### Given records
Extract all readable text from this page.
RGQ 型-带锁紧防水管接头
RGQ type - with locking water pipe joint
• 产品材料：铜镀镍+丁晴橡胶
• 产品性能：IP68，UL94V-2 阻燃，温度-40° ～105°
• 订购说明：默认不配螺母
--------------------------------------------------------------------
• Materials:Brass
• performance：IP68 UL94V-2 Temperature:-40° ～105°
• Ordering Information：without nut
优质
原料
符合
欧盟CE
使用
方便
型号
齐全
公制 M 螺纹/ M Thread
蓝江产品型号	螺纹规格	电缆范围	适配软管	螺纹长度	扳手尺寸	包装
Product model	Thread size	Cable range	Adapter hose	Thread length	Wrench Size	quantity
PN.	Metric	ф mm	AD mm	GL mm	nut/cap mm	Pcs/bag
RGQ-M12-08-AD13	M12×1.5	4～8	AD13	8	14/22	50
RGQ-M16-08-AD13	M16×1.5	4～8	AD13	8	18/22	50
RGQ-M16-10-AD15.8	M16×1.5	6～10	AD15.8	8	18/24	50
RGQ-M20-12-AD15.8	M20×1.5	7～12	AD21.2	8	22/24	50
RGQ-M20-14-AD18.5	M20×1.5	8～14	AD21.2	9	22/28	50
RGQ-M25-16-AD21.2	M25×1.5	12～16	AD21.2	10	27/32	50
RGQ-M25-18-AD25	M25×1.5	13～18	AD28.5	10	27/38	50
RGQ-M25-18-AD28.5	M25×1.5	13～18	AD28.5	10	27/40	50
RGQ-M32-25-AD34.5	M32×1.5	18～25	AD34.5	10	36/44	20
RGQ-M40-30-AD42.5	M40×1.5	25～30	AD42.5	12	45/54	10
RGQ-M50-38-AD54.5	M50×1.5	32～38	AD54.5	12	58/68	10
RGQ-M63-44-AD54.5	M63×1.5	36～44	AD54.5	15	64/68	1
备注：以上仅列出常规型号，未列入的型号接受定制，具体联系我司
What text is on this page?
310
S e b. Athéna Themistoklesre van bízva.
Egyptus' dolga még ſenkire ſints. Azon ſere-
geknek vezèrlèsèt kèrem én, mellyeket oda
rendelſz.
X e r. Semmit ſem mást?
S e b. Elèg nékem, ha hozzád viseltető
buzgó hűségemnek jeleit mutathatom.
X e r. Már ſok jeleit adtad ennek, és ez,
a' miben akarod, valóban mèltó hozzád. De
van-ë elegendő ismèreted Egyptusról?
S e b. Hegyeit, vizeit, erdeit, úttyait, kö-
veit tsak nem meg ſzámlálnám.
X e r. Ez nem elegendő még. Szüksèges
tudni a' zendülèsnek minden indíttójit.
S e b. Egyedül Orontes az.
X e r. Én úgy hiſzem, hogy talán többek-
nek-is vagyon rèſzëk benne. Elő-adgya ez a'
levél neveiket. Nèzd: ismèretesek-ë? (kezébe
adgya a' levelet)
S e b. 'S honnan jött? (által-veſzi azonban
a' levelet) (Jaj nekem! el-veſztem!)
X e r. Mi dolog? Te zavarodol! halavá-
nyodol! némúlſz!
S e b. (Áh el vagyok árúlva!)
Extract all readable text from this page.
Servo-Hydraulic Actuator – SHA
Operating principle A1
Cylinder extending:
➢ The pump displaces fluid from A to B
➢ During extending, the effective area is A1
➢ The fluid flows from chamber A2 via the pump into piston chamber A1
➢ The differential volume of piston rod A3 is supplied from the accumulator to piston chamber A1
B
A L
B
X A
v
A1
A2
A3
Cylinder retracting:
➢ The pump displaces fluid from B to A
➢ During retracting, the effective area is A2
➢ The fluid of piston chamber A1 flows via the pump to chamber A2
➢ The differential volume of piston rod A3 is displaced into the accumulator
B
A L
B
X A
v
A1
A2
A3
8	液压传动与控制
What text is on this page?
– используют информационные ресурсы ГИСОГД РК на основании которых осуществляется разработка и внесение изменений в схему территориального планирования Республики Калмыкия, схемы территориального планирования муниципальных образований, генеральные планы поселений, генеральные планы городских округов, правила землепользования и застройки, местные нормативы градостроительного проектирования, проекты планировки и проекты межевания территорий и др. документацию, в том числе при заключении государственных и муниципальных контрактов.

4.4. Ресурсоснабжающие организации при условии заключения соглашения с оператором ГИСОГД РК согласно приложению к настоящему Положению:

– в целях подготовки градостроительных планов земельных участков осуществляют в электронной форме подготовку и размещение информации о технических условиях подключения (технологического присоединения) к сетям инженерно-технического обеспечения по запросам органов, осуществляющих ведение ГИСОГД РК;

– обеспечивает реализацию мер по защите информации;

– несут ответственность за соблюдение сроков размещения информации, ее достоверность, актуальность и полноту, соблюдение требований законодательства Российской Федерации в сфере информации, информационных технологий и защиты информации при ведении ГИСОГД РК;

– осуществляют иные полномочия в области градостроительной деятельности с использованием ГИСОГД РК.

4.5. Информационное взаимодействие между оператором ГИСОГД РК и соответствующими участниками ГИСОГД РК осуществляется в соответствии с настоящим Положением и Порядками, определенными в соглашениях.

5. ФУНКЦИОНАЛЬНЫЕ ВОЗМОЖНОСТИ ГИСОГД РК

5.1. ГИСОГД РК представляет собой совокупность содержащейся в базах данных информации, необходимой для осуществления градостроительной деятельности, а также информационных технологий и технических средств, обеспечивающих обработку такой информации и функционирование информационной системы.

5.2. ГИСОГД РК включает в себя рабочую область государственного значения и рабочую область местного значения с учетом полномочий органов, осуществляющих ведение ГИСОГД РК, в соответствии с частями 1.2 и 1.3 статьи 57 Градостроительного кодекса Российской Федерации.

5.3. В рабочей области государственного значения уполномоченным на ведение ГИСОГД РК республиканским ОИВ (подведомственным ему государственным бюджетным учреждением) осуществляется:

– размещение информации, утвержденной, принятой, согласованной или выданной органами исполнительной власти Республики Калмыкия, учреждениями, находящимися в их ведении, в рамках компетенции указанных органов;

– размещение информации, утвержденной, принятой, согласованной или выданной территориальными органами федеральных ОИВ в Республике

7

### Challenge
Find the word "piston" in the material, then list each line that holds it.

### Expected output
➢ The fluid flows from chamber A2 via the pump into piston chamber A1
➢ The differential volume of piston rod A3 is supplied from the accumulator to piston chamber A1
➢ The fluid of piston chamber A1 flows via the pump to chamber A2
➢ The differential volume of piston rod A3 is displaced into the accumulator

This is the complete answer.